━━━ Source text ━━━

The Drosophila GIGYF2 protein ortholog was shown to be a modulator of autophagy that controls neuron and muscle homeostasis.35 GIGYF2 binds directly to AGO2 and is involved in siRNA-mediated post-transcriptional silencing.36 A quite specific feature of GIGYF2 is to build a complex together with eIF4E and ZNF598 to selectively block the process of translation of distinct capped mRNAs.37 Several papers have linked GIGYF2 also to Parkinson’s disease, however, these data are so far not sufficiently significant.

KIF2A is a member of the kinesin-13 family and involved in spindle assembly at the metaphase I–anaphase I transition of oocytes.38, 39 Moreover, genetic mutations in the motor domain of this protein is associated with cortical malformation syndromes such as microcephaly.40 Vice versa, overexpression of KIF2A has been diagnosed in different cancers, because KIF2A expression and phosphorylation influences microtubuli dynamics, which is important for tumor cell migration and metastasis.41

CLIP2 has been discovered as overexpressed biomarker after radiation in papillary thyroid carcinomas, usually accompanied by a gain of chromosome band 7q11.42 This disease has been frequently diagnosed as the main consequence of the Chernobyl accident.

CLTA, also named clathrin light chain A, is involved in vesicle trafficking and endocytosis. However, a recent paper demonstrated that CLTA has a role on the migration of tumor cells.43 This is in part due to the fact that CLTA interacts with Huntingtin-interacting protein, involved in the regulation of the actin cytoskeleton. Upon depletion of clathrin light chains a steady-state downregulation of β1-integrins was observed because of defects in vesicle recycling.

━━━ Data to examine ━━━

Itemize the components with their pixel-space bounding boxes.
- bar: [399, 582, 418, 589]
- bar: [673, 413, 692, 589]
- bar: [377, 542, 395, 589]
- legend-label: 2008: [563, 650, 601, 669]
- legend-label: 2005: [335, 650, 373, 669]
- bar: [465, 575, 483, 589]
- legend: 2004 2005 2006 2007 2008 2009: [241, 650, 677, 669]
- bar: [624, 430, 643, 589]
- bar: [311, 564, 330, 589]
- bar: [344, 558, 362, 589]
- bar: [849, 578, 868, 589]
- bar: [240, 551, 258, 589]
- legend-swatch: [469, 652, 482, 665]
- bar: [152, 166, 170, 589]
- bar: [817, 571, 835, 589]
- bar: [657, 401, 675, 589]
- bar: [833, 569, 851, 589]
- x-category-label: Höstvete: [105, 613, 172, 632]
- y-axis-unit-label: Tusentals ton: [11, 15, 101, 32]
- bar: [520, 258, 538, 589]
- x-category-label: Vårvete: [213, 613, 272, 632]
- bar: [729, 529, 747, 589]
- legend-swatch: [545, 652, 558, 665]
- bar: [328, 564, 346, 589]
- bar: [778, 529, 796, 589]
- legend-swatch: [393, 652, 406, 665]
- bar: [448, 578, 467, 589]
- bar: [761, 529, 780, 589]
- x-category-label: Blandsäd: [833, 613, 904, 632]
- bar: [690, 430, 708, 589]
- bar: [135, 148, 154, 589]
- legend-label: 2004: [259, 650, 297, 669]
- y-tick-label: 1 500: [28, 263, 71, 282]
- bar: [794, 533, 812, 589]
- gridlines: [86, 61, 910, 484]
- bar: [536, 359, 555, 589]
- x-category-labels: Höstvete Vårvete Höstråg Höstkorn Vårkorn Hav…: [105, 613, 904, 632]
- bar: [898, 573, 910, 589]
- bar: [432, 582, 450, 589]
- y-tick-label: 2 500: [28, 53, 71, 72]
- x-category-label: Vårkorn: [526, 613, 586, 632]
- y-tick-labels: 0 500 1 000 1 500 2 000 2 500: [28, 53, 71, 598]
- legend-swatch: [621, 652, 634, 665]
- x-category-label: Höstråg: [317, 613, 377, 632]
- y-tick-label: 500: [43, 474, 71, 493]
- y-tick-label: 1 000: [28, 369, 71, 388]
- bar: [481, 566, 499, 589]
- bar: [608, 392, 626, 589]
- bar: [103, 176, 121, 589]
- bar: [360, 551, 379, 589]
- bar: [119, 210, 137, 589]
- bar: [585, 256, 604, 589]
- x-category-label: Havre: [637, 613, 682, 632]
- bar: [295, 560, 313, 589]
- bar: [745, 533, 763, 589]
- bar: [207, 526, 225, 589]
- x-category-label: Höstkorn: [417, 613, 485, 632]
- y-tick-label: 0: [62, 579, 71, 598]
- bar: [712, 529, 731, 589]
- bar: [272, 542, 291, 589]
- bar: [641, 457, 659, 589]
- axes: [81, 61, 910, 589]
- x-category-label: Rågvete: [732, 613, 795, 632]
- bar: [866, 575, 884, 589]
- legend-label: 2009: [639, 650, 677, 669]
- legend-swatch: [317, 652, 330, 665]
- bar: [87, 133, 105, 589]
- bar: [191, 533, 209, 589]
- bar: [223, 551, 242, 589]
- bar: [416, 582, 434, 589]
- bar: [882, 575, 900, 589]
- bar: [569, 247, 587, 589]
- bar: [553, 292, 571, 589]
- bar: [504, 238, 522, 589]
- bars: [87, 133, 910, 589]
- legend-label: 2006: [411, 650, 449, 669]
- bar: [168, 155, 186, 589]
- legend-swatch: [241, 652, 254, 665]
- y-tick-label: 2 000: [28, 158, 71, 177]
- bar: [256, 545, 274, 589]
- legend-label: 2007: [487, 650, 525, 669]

━━━

**Work instruction 1**.
According to the passage on the GIGYF2, KIF2A, CLIP2 and CLTA proteins, which protein family does KIF2A belong to?
**Work instruction 2**.
Go on with the passage on the GIGYF2, KIF2A, CLIP2 and CLTA proteins, starting right after its final sentence.
None of the lines are needed for these tasks.

**Response box 1**.
KIF2A belongs to the kinesin-13 family.

**Response box 2**.
RABGAP1 is highly specific for RAB6A and has a role in microtubule nucleation at the centrosome. It also participates in a RAB6A-mediated pathway involved in the metaphase–anaphase transition (Mad2-spindle checkpoint).44

TCF12, also known as HeLa E-box binding protein, is quite interesting as it controls the osteogenic differentiation of mesenchymal stem cells in the bone marrow.45 This basic helix–loop–helix transcription factor was also found to be mutated in anaplastic oligodendroglioma.46 TCF12 is able to bind to TWIST1 and involved in the early differentiation pathways of thymic T cells (DN3->DN4 and ISP->DP).47

CLTC has been identified in complex chromosomal rearrangements causing the expression of the CLTC–ALK fusion in blastic plasmacytoid dendritic cell neoplasm.48 A more recent work has found CLTC mutations are associated with neuronal malformations and intellectual developmental delays.49 This is due to the fact that clathrin heavy and light chains (CLTA and CLTC) are involved in vesicle trafficking, vesicle recyling and neurotransmitter release.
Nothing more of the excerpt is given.